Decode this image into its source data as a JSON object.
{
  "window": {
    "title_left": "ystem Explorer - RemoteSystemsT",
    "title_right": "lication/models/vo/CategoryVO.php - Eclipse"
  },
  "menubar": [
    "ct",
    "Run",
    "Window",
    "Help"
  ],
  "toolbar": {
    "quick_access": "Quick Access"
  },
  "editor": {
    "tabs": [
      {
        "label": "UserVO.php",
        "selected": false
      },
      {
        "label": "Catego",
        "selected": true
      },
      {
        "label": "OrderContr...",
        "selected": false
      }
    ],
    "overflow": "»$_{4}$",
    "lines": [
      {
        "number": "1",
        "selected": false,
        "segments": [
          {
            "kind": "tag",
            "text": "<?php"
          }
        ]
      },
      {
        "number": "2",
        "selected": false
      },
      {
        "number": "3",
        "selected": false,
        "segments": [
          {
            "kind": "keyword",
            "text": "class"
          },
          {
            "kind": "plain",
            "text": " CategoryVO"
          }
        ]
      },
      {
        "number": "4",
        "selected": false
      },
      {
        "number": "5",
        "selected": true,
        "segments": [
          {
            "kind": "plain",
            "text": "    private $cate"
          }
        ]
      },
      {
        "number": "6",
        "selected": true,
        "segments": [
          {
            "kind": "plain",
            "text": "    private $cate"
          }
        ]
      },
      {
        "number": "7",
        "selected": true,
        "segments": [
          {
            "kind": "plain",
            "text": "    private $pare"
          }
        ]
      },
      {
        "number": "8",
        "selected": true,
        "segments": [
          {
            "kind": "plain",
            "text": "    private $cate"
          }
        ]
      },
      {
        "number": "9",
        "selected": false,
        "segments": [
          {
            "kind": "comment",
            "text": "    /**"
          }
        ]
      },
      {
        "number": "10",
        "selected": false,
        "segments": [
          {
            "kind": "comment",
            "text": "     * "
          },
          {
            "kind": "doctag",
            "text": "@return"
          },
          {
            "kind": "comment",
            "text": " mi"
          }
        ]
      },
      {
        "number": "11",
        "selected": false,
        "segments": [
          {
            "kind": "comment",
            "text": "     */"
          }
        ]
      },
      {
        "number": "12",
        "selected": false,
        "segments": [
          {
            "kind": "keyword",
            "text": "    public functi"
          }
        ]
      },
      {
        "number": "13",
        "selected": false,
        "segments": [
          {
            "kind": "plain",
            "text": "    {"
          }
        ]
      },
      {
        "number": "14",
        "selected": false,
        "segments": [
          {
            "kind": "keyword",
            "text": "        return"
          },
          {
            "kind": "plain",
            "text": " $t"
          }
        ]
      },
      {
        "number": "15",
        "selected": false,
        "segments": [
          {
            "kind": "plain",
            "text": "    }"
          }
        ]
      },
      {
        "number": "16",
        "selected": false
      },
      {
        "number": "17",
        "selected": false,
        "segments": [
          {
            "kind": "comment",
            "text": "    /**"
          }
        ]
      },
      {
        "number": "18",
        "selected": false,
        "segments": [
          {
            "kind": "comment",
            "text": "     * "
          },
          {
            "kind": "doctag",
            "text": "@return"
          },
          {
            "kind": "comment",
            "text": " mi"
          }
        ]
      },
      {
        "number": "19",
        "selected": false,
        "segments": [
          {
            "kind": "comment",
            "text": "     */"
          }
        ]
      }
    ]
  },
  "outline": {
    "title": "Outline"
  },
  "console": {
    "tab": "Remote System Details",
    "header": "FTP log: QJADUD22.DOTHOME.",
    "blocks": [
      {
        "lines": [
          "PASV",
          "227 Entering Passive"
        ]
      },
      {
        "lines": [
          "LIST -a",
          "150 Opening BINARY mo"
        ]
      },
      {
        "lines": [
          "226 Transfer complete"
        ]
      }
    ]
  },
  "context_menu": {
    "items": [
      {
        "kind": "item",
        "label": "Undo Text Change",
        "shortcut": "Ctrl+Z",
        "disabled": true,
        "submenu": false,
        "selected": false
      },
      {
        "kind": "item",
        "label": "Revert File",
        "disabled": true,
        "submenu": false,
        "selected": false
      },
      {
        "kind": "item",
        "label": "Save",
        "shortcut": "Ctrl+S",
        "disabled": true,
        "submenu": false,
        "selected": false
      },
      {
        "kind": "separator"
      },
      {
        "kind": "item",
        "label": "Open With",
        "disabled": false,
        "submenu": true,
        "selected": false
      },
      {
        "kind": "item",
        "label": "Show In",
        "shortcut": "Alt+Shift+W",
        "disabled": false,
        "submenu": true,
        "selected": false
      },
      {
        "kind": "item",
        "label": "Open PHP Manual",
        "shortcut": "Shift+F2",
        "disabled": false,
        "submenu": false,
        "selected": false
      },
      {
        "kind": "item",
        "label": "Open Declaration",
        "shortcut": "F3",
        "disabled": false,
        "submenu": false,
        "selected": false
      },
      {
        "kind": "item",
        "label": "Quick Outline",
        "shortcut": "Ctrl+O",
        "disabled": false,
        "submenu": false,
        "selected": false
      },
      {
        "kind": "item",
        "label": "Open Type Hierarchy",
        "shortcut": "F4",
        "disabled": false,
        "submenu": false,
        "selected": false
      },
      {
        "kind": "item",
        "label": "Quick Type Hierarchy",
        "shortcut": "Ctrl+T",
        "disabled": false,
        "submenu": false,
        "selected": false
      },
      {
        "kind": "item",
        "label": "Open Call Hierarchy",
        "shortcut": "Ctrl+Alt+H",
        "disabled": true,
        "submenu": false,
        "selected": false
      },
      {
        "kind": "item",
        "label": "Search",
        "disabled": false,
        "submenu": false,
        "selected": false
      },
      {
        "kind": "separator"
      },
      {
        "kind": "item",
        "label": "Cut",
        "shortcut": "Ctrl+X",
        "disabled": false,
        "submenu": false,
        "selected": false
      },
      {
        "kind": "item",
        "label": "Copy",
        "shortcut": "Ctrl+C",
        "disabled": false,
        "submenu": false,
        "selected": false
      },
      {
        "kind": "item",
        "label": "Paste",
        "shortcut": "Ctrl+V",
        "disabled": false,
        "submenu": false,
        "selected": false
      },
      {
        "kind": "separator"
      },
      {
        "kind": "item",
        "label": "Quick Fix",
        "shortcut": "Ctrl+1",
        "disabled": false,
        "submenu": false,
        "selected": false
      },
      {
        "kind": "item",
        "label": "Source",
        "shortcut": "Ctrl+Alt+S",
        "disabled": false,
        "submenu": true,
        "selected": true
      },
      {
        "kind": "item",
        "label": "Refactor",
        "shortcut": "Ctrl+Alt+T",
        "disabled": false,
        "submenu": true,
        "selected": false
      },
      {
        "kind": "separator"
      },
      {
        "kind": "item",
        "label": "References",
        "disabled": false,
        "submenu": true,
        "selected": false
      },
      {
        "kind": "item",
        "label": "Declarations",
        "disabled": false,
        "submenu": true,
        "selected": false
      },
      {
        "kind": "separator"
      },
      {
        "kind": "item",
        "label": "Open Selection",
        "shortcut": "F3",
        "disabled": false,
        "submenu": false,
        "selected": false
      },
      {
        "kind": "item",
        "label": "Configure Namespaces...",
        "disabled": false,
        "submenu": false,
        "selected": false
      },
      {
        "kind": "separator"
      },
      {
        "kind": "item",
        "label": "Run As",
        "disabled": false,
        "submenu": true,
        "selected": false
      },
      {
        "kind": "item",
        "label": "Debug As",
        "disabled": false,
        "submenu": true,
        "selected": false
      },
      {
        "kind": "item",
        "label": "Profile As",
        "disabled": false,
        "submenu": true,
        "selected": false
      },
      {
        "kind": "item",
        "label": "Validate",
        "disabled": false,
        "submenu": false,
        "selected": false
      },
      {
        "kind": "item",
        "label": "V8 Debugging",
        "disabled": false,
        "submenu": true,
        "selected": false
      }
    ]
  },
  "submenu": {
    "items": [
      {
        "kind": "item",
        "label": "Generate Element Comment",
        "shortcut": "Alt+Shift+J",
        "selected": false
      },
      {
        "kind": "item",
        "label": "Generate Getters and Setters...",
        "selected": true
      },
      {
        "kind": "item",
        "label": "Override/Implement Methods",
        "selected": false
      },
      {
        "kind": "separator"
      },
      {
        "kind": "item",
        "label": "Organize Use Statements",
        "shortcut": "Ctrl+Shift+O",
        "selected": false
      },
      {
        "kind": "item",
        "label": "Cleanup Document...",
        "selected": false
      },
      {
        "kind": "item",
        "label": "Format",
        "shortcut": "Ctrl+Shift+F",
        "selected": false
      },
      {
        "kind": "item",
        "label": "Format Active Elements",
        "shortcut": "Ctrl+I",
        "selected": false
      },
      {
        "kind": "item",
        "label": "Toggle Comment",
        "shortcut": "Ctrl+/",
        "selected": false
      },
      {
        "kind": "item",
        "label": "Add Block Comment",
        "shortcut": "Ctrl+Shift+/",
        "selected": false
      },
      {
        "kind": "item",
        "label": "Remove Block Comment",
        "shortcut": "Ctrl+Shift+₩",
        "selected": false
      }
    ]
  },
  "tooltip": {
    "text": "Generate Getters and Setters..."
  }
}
________________________
Task statement = Count how many lines hold the string "Getters" and give that number alone.

Response = 2